%%
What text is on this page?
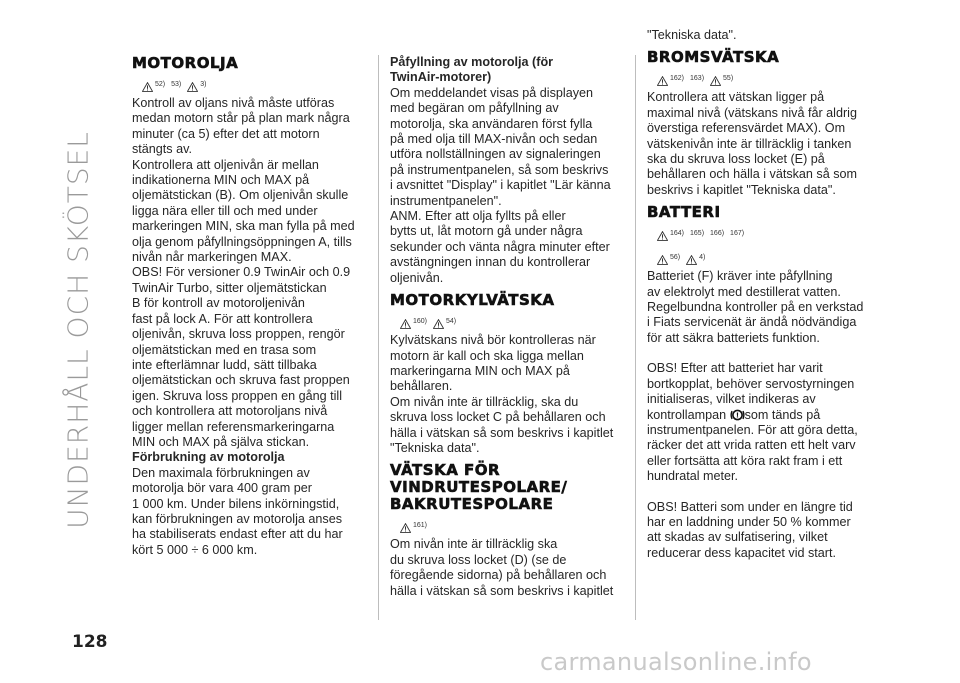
UNDERHÅLL OCH SKÖTSEL
MOTOROLJA
52) 53)	3)

Kontroll av oljans nivå måste utföras
medan motorn står på plan mark några
minuter (ca 5) efter det att motorn
stängts av.

Kontrollera att oljenivån är mellan
indikationerna MIN och MAX på
oljemätstickan (B). Om oljenivån skulle
ligga nära eller till och med under
markeringen MIN, ska man fylla på med
olja genom påfyllningsöppningen A, tills
nivån når markeringen MAX.

OBS! För versioner 0.9 TwinAir och 0.9
TwinAir Turbo, sitter oljemätstickan
B för kontroll av motoroljenivån
fast på lock A. För att kontrollera
oljenivån, skruva loss proppen, rengör
oljemätstickan med en trasa som
inte efterlämnar ludd, sätt tillbaka
oljemätstickan och skruva fast proppen
igen. Skruva loss proppen en gång till
och kontrollera att motoroljans nivå
ligger mellan referensmarkeringarna
MIN och MAX på själva stickan.

Förbrukning av motorolja

Den maximala förbrukningen av
motorolja bör vara 400 gram per
1 000 km. Under bilens inkörningstid,
kan förbrukningen av motorolja anses
ha stabiliserats endast efter att du har
kört 5 000 ÷ 6 000 km.

Påfyllning av motorolja (för
TwinAir-motorer)

Om meddelandet visas på displayen
med begäran om påfyllning av
motorolja, ska användaren först fylla
på med olja till MAX-nivån och sedan
utföra nollställningen av signaleringen
på instrumentpanelen, så som beskrivs
i avsnittet "Display" i kapitlet "Lär känna
instrumentpanelen".

ANM. Efter att olja fyllts på eller
bytts ut, låt motorn gå under några
sekunder och vänta några minuter efter
avstängningen innan du kontrollerar
oljenivån.

MOTORKYLVÄTSKA
160)	54)

Kylvätskans nivå bör kontrolleras när
motorn är kall och ska ligga mellan
markeringarna MIN och MAX på
behållaren.

Om nivån inte är tillräcklig, ska du
skruva loss locket C på behållaren och
hälla i vätskan så som beskrivs i kapitlet
"Tekniska data".

VÄTSKA FÖR
VINDRUTESPOLARE/
BAKRUTESPOLARE
161)

Om nivån inte är tillräcklig ska
du skruva loss locket (D) (se de
föregående sidorna) på behållaren och
hälla i vätskan så som beskrivs i kapitlet

"Tekniska data".

BROMSVÄTSKA
162) 163)	55)

Kontrollera att vätskan ligger på
maximal nivå (vätskans nivå får aldrig
överstiga referensvärdet MAX). Om
vätskenivån inte är tillräcklig i tanken
ska du skruva loss locket (E) på
behållaren och hälla i vätskan så som
beskrivs i kapitlet "Tekniska data".

BATTERI
164) 165) 166) 167)
56)	4)

Batteriet (F) kräver inte påfyllning
av elektrolyt med destillerat vatten.
Regelbundna kontroller på en verkstad
i Fiats servicenät är ändå nödvändiga
för att säkra batteriets funktion.

OBS! Efter att batteriet har varit
bortkopplat, behöver servostyrningen
initialiseras, vilket indikeras av
kontrollampan ! som tänds på
instrumentpanelen. För att göra detta,
räcker det att vrida ratten ett helt varv
eller fortsätta att köra rakt fram i ett
hundratal meter.

OBS! Batteri som under en längre tid
har en laddning under 50 % kommer
att skadas av sulfatisering, vilket
reducerar dess kapacitet vid start.

128
carmanualsonline.info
%%
● Your task: Exclude the images and reproduce the remaining data exactly.

● Expected output:
What text is on this page?
UNDERHÅLL OCH SKÖTSEL
MOTOROLJA
52) 53)	3)

Kontroll av oljans nivå måste utföras
medan motorn står på plan mark några
minuter (ca 5) efter det att motorn
stängts av.

Kontrollera att oljenivån är mellan
indikationerna MIN och MAX på
oljemätstickan (B). Om oljenivån skulle
ligga nära eller till och med under
markeringen MIN, ska man fylla på med
olja genom påfyllningsöppningen A, tills
nivån når markeringen MAX.

OBS! För versioner 0.9 TwinAir och 0.9
TwinAir Turbo, sitter oljemätstickan
B för kontroll av motoroljenivån
fast på lock A. För att kontrollera
oljenivån, skruva loss proppen, rengör
oljemätstickan med en trasa som
inte efterlämnar ludd, sätt tillbaka
oljemätstickan och skruva fast proppen
igen. Skruva loss proppen en gång till
och kontrollera att motoroljans nivå
ligger mellan referensmarkeringarna
MIN och MAX på själva stickan.

Förbrukning av motorolja

Den maximala förbrukningen av
motorolja bör vara 400 gram per
1 000 km. Under bilens inkörningstid,
kan förbrukningen av motorolja anses
ha stabiliserats endast efter att du har
kört 5 000 ÷ 6 000 km.

Påfyllning av motorolja (för
TwinAir-motorer)

Om meddelandet visas på displayen
med begäran om påfyllning av
motorolja, ska användaren först fylla
på med olja till MAX-nivån och sedan
utföra nollställningen av signaleringen
på instrumentpanelen, så som beskrivs
i avsnittet "Display" i kapitlet "Lär känna
instrumentpanelen".

ANM. Efter att olja fyllts på eller
bytts ut, låt motorn gå under några
sekunder och vänta några minuter efter
avstängningen innan du kontrollerar
oljenivån.

MOTORKYLVÄTSKA
160)	54)

Kylvätskans nivå bör kontrolleras när
motorn är kall och ska ligga mellan
markeringarna MIN och MAX på
behållaren.

Om nivån inte är tillräcklig, ska du
skruva loss locket C på behållaren och
hälla i vätskan så som beskrivs i kapitlet
"Tekniska data".

VÄTSKA FÖR
VINDRUTESPOLARE/
BAKRUTESPOLARE
161)

Om nivån inte är tillräcklig ska
du skruva loss locket (D) (se de
föregående sidorna) på behållaren och
hälla i vätskan så som beskrivs i kapitlet

"Tekniska data".

BROMSVÄTSKA
162) 163)	55)

Kontrollera att vätskan ligger på
maximal nivå (vätskans nivå får aldrig
överstiga referensvärdet MAX). Om
vätskenivån inte är tillräcklig i tanken
ska du skruva loss locket (E) på
behållaren och hälla i vätskan så som
beskrivs i kapitlet "Tekniska data".

BATTERI
164) 165) 166) 167)
56)	4)

Batteriet (F) kräver inte påfyllning
av elektrolyt med destillerat vatten.
Regelbundna kontroller på en verkstad
i Fiats servicenät är ändå nödvändiga
för att säkra batteriets funktion.

OBS! Efter att batteriet har varit
bortkopplat, behöver servostyrningen
initialiseras, vilket indikeras av
kontrollampan ! som tänds på
instrumentpanelen. För att göra detta,
räcker det att vrida ratten ett helt varv
eller fortsätta att köra rakt fram i ett
hundratal meter.

OBS! Batteri som under en längre tid
har en laddning under 50 % kommer
att skadas av sulfatisering, vilket
reducerar dess kapacitet vid start.

128
carmanualsonline.info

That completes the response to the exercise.